- PROMPT: Exact reproduction of the data is required, with images excluded.

- ROWS:
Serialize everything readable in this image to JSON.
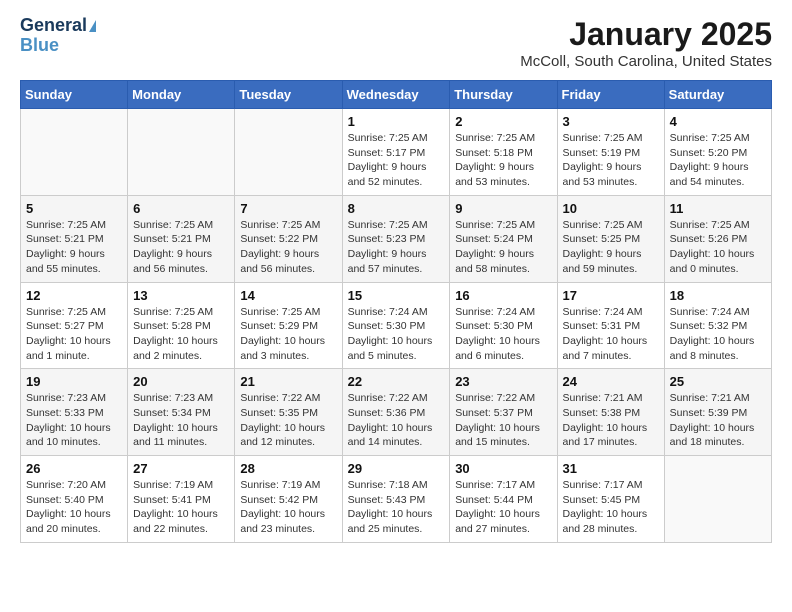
{
  "header": {
    "logo_general": "General",
    "logo_blue": "Blue",
    "month": "January 2025",
    "location": "McColl, South Carolina, United States"
  },
  "days_of_week": [
    "Sunday",
    "Monday",
    "Tuesday",
    "Wednesday",
    "Thursday",
    "Friday",
    "Saturday"
  ],
  "weeks": [
    [
      {
        "day": "",
        "info": ""
      },
      {
        "day": "",
        "info": ""
      },
      {
        "day": "",
        "info": ""
      },
      {
        "day": "1",
        "info": "Sunrise: 7:25 AM\nSunset: 5:17 PM\nDaylight: 9 hours\nand 52 minutes."
      },
      {
        "day": "2",
        "info": "Sunrise: 7:25 AM\nSunset: 5:18 PM\nDaylight: 9 hours\nand 53 minutes."
      },
      {
        "day": "3",
        "info": "Sunrise: 7:25 AM\nSunset: 5:19 PM\nDaylight: 9 hours\nand 53 minutes."
      },
      {
        "day": "4",
        "info": "Sunrise: 7:25 AM\nSunset: 5:20 PM\nDaylight: 9 hours\nand 54 minutes."
      }
    ],
    [
      {
        "day": "5",
        "info": "Sunrise: 7:25 AM\nSunset: 5:21 PM\nDaylight: 9 hours\nand 55 minutes."
      },
      {
        "day": "6",
        "info": "Sunrise: 7:25 AM\nSunset: 5:21 PM\nDaylight: 9 hours\nand 56 minutes."
      },
      {
        "day": "7",
        "info": "Sunrise: 7:25 AM\nSunset: 5:22 PM\nDaylight: 9 hours\nand 56 minutes."
      },
      {
        "day": "8",
        "info": "Sunrise: 7:25 AM\nSunset: 5:23 PM\nDaylight: 9 hours\nand 57 minutes."
      },
      {
        "day": "9",
        "info": "Sunrise: 7:25 AM\nSunset: 5:24 PM\nDaylight: 9 hours\nand 58 minutes."
      },
      {
        "day": "10",
        "info": "Sunrise: 7:25 AM\nSunset: 5:25 PM\nDaylight: 9 hours\nand 59 minutes."
      },
      {
        "day": "11",
        "info": "Sunrise: 7:25 AM\nSunset: 5:26 PM\nDaylight: 10 hours\nand 0 minutes."
      }
    ],
    [
      {
        "day": "12",
        "info": "Sunrise: 7:25 AM\nSunset: 5:27 PM\nDaylight: 10 hours\nand 1 minute."
      },
      {
        "day": "13",
        "info": "Sunrise: 7:25 AM\nSunset: 5:28 PM\nDaylight: 10 hours\nand 2 minutes."
      },
      {
        "day": "14",
        "info": "Sunrise: 7:25 AM\nSunset: 5:29 PM\nDaylight: 10 hours\nand 3 minutes."
      },
      {
        "day": "15",
        "info": "Sunrise: 7:24 AM\nSunset: 5:30 PM\nDaylight: 10 hours\nand 5 minutes."
      },
      {
        "day": "16",
        "info": "Sunrise: 7:24 AM\nSunset: 5:30 PM\nDaylight: 10 hours\nand 6 minutes."
      },
      {
        "day": "17",
        "info": "Sunrise: 7:24 AM\nSunset: 5:31 PM\nDaylight: 10 hours\nand 7 minutes."
      },
      {
        "day": "18",
        "info": "Sunrise: 7:24 AM\nSunset: 5:32 PM\nDaylight: 10 hours\nand 8 minutes."
      }
    ],
    [
      {
        "day": "19",
        "info": "Sunrise: 7:23 AM\nSunset: 5:33 PM\nDaylight: 10 hours\nand 10 minutes."
      },
      {
        "day": "20",
        "info": "Sunrise: 7:23 AM\nSunset: 5:34 PM\nDaylight: 10 hours\nand 11 minutes."
      },
      {
        "day": "21",
        "info": "Sunrise: 7:22 AM\nSunset: 5:35 PM\nDaylight: 10 hours\nand 12 minutes."
      },
      {
        "day": "22",
        "info": "Sunrise: 7:22 AM\nSunset: 5:36 PM\nDaylight: 10 hours\nand 14 minutes."
      },
      {
        "day": "23",
        "info": "Sunrise: 7:22 AM\nSunset: 5:37 PM\nDaylight: 10 hours\nand 15 minutes."
      },
      {
        "day": "24",
        "info": "Sunrise: 7:21 AM\nSunset: 5:38 PM\nDaylight: 10 hours\nand 17 minutes."
      },
      {
        "day": "25",
        "info": "Sunrise: 7:21 AM\nSunset: 5:39 PM\nDaylight: 10 hours\nand 18 minutes."
      }
    ],
    [
      {
        "day": "26",
        "info": "Sunrise: 7:20 AM\nSunset: 5:40 PM\nDaylight: 10 hours\nand 20 minutes."
      },
      {
        "day": "27",
        "info": "Sunrise: 7:19 AM\nSunset: 5:41 PM\nDaylight: 10 hours\nand 22 minutes."
      },
      {
        "day": "28",
        "info": "Sunrise: 7:19 AM\nSunset: 5:42 PM\nDaylight: 10 hours\nand 23 minutes."
      },
      {
        "day": "29",
        "info": "Sunrise: 7:18 AM\nSunset: 5:43 PM\nDaylight: 10 hours\nand 25 minutes."
      },
      {
        "day": "30",
        "info": "Sunrise: 7:17 AM\nSunset: 5:44 PM\nDaylight: 10 hours\nand 27 minutes."
      },
      {
        "day": "31",
        "info": "Sunrise: 7:17 AM\nSunset: 5:45 PM\nDaylight: 10 hours\nand 28 minutes."
      },
      {
        "day": "",
        "info": ""
      }
    ]
  ]
}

- EXPECTED ANSWER:
Serialize everything readable in this image to JSON.
{
  "header": {
    "logo_general": "General",
    "logo_blue": "Blue",
    "month": "January 2025",
    "location": "McColl, South Carolina, United States"
  },
  "days_of_week": [
    "Sunday",
    "Monday",
    "Tuesday",
    "Wednesday",
    "Thursday",
    "Friday",
    "Saturday"
  ],
  "weeks": [
    [
      {
        "day": "",
        "info": ""
      },
      {
        "day": "",
        "info": ""
      },
      {
        "day": "",
        "info": ""
      },
      {
        "day": "1",
        "info": "Sunrise: 7:25 AM\nSunset: 5:17 PM\nDaylight: 9 hours\nand 52 minutes."
      },
      {
        "day": "2",
        "info": "Sunrise: 7:25 AM\nSunset: 5:18 PM\nDaylight: 9 hours\nand 53 minutes."
      },
      {
        "day": "3",
        "info": "Sunrise: 7:25 AM\nSunset: 5:19 PM\nDaylight: 9 hours\nand 53 minutes."
      },
      {
        "day": "4",
        "info": "Sunrise: 7:25 AM\nSunset: 5:20 PM\nDaylight: 9 hours\nand 54 minutes."
      }
    ],
    [
      {
        "day": "5",
        "info": "Sunrise: 7:25 AM\nSunset: 5:21 PM\nDaylight: 9 hours\nand 55 minutes."
      },
      {
        "day": "6",
        "info": "Sunrise: 7:25 AM\nSunset: 5:21 PM\nDaylight: 9 hours\nand 56 minutes."
      },
      {
        "day": "7",
        "info": "Sunrise: 7:25 AM\nSunset: 5:22 PM\nDaylight: 9 hours\nand 56 minutes."
      },
      {
        "day": "8",
        "info": "Sunrise: 7:25 AM\nSunset: 5:23 PM\nDaylight: 9 hours\nand 57 minutes."
      },
      {
        "day": "9",
        "info": "Sunrise: 7:25 AM\nSunset: 5:24 PM\nDaylight: 9 hours\nand 58 minutes."
      },
      {
        "day": "10",
        "info": "Sunrise: 7:25 AM\nSunset: 5:25 PM\nDaylight: 9 hours\nand 59 minutes."
      },
      {
        "day": "11",
        "info": "Sunrise: 7:25 AM\nSunset: 5:26 PM\nDaylight: 10 hours\nand 0 minutes."
      }
    ],
    [
      {
        "day": "12",
        "info": "Sunrise: 7:25 AM\nSunset: 5:27 PM\nDaylight: 10 hours\nand 1 minute."
      },
      {
        "day": "13",
        "info": "Sunrise: 7:25 AM\nSunset: 5:28 PM\nDaylight: 10 hours\nand 2 minutes."
      },
      {
        "day": "14",
        "info": "Sunrise: 7:25 AM\nSunset: 5:29 PM\nDaylight: 10 hours\nand 3 minutes."
      },
      {
        "day": "15",
        "info": "Sunrise: 7:24 AM\nSunset: 5:30 PM\nDaylight: 10 hours\nand 5 minutes."
      },
      {
        "day": "16",
        "info": "Sunrise: 7:24 AM\nSunset: 5:30 PM\nDaylight: 10 hours\nand 6 minutes."
      },
      {
        "day": "17",
        "info": "Sunrise: 7:24 AM\nSunset: 5:31 PM\nDaylight: 10 hours\nand 7 minutes."
      },
      {
        "day": "18",
        "info": "Sunrise: 7:24 AM\nSunset: 5:32 PM\nDaylight: 10 hours\nand 8 minutes."
      }
    ],
    [
      {
        "day": "19",
        "info": "Sunrise: 7:23 AM\nSunset: 5:33 PM\nDaylight: 10 hours\nand 10 minutes."
      },
      {
        "day": "20",
        "info": "Sunrise: 7:23 AM\nSunset: 5:34 PM\nDaylight: 10 hours\nand 11 minutes."
      },
      {
        "day": "21",
        "info": "Sunrise: 7:22 AM\nSunset: 5:35 PM\nDaylight: 10 hours\nand 12 minutes."
      },
      {
        "day": "22",
        "info": "Sunrise: 7:22 AM\nSunset: 5:36 PM\nDaylight: 10 hours\nand 14 minutes."
      },
      {
        "day": "23",
        "info": "Sunrise: 7:22 AM\nSunset: 5:37 PM\nDaylight: 10 hours\nand 15 minutes."
      },
      {
        "day": "24",
        "info": "Sunrise: 7:21 AM\nSunset: 5:38 PM\nDaylight: 10 hours\nand 17 minutes."
      },
      {
        "day": "25",
        "info": "Sunrise: 7:21 AM\nSunset: 5:39 PM\nDaylight: 10 hours\nand 18 minutes."
      }
    ],
    [
      {
        "day": "26",
        "info": "Sunrise: 7:20 AM\nSunset: 5:40 PM\nDaylight: 10 hours\nand 20 minutes."
      },
      {
        "day": "27",
        "info": "Sunrise: 7:19 AM\nSunset: 5:41 PM\nDaylight: 10 hours\nand 22 minutes."
      },
      {
        "day": "28",
        "info": "Sunrise: 7:19 AM\nSunset: 5:42 PM\nDaylight: 10 hours\nand 23 minutes."
      },
      {
        "day": "29",
        "info": "Sunrise: 7:18 AM\nSunset: 5:43 PM\nDaylight: 10 hours\nand 25 minutes."
      },
      {
        "day": "30",
        "info": "Sunrise: 7:17 AM\nSunset: 5:44 PM\nDaylight: 10 hours\nand 27 minutes."
      },
      {
        "day": "31",
        "info": "Sunrise: 7:17 AM\nSunset: 5:45 PM\nDaylight: 10 hours\nand 28 minutes."
      },
      {
        "day": "",
        "info": ""
      }
    ]
  ]
}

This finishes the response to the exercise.